◆ **Page extract**:
%%

Finally, note that many words in hacker jargon have to be understood as members of sets of comparatives. This is especially true of the adjectives and nouns used to describe the beauty and functional quality of code. Here is an approximately correct spectrum:

monstrosity brain-damage screw bug lose misfeature crock kluge hack win feature elegance perfection

The last is spoken of as a mythical absolute, approximated but never actually attained. Another similar scale is used for describing the reliability of software:

broken flaky dodgy fragile brittle solid robust bulletproof armor-plated

Note, however, that `dodgy' is primarily Commonwealth Hackish (it is rare in the U.S.) and may change places with `flaky' for some speakers.

Coinages for describing {lossage} seem to call forth the very finest in hackish linguistic inventiveness; it has been truly said that hackers have even more words for equipment failures than Yiddish has for obnoxious people.

Hacker Writing Style:

We've already seen that hackers often coin jargon by overgeneralizing grammatical rules. This is one aspect of a more general fondness for form-versus-content language jokes that shows up particularly in hackish writing. One correspondent reports that he consistently misspells `wrong' as `worng'. Others have been known to criticize glitches in Jargon File drafts by observing (in the mode of Douglas Hofstadter) "This sentence no verb", or "Too repetetetive", or "Bad speling", or "Incorrectspa cing." Similarly, intentional spoonerisms are often made of phrases relating to confusion or things that are confusing; `dain bramage' for `brain damage' is perhaps the most common (similarly, a hacker would be likely to write "Excuse me, I'm cixelsyd today", rather than "I'm dyslexic today"). This sort of thing is quite common and is enjoyed by all concerned.

Hackers tend to use quotes as balanced delimiters like parentheses, much to the dismay of American editors. Thus, if "Jim is going" is a phrase, and so are "Bill runs" and "Spock groks", then hackers generally prefer to write: "Jim is going", "Bill runs", and "Spock groks". This is incorrect according to standard American usage (which would put the continuation commas and the final period inside the string quotes); however, it is counter-intuitive to hackers to mutilate literal strings with characters that don't belong in them. Given the sorts of examples that can come up in discussions of programming, American-style quoting can even be grossly misleading. When communicating command lines or small pieces of code, extra characters can be a real pain in the neck.

Consider, for example, a sentence in a {vi} tutorial that looks like this:

Then delete a line from the file by typing "dd".

%%

◆ **What you need to do**:
**A.** Reproduce the stretch of the hacker jargon passage from "The last is" through "for some speakers.".
**B.** Resume the hacker jargon passage from the point after its final sentence.

◆ **Given records**:
%%

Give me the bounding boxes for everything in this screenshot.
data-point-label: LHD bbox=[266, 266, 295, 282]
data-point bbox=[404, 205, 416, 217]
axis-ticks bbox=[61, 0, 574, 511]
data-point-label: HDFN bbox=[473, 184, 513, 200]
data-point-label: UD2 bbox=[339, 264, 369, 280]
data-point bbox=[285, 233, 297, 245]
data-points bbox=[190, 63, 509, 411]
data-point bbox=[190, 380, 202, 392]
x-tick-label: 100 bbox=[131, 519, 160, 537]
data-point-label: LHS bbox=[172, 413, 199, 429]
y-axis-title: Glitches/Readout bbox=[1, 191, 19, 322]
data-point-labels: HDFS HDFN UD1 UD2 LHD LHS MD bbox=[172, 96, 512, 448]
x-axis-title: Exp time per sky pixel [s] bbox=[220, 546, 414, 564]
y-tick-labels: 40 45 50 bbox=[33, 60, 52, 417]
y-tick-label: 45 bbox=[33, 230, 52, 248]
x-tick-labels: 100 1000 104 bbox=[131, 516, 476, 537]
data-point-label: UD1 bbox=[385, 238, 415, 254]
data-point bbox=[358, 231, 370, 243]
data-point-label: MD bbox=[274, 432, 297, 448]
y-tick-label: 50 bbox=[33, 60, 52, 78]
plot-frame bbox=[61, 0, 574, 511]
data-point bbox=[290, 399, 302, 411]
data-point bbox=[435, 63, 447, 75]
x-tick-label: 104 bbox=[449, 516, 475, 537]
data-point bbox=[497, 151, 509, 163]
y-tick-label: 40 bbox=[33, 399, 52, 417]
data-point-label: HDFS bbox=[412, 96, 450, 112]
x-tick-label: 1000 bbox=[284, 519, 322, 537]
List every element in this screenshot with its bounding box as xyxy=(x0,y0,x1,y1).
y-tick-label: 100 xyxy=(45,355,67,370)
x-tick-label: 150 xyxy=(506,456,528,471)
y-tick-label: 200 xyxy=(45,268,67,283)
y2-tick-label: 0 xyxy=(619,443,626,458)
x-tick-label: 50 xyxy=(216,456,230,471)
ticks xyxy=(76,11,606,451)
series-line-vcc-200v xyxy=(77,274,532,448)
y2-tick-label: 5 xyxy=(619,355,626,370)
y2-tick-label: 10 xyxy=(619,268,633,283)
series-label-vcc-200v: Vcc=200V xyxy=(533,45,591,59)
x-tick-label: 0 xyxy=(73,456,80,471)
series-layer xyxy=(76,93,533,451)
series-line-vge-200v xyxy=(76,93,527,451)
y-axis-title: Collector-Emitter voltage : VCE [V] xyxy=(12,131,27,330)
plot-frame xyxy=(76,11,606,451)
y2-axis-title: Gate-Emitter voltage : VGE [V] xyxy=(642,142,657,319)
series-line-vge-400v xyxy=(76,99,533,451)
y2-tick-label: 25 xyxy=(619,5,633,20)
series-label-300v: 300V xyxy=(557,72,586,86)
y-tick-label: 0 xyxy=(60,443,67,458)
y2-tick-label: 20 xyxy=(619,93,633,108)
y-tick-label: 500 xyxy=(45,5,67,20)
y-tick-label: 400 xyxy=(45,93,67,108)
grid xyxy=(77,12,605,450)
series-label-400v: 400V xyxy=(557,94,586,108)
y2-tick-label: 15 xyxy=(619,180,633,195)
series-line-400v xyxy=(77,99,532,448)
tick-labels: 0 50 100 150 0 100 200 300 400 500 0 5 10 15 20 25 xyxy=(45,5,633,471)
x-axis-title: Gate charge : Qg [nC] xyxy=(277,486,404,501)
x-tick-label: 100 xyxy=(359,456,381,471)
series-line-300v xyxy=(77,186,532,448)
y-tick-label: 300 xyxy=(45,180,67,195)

%%

◆ **Results in order**:
**A.**
The last is spoken of as a mythical absolute, approximated but never actually attained. Another similar scale is used for describing the reliability of software:

broken flaky dodgy fragile brittle solid robust bulletproof armor-plated

Note, however, that `dodgy' is primarily Commonwealth Hackish (it is rare in the U.S.) and may change places with `flaky' for some speakers.

**B.**
Standard usage would make this

Then delete a line from the file by typing "dd."

but that would be very bad -- because the reader would be prone to type the string d-d-dot, and it happens that in `vi(1)' dot repeats the last command accepted. The net result would be to delete *two* lines!

The Jargon File follows hackish usage throughout.

Interestingly, a similar style is now preferred practice in Great Britain, though the older style (which became established for typographical reasons having to do with the aesthetics of comma and quotes in typeset text) is still accepted there. "Hart's Rules" and the "Oxford Dictionary for Writers and Editors" call the hacker-like style `new' or `logical' quoting.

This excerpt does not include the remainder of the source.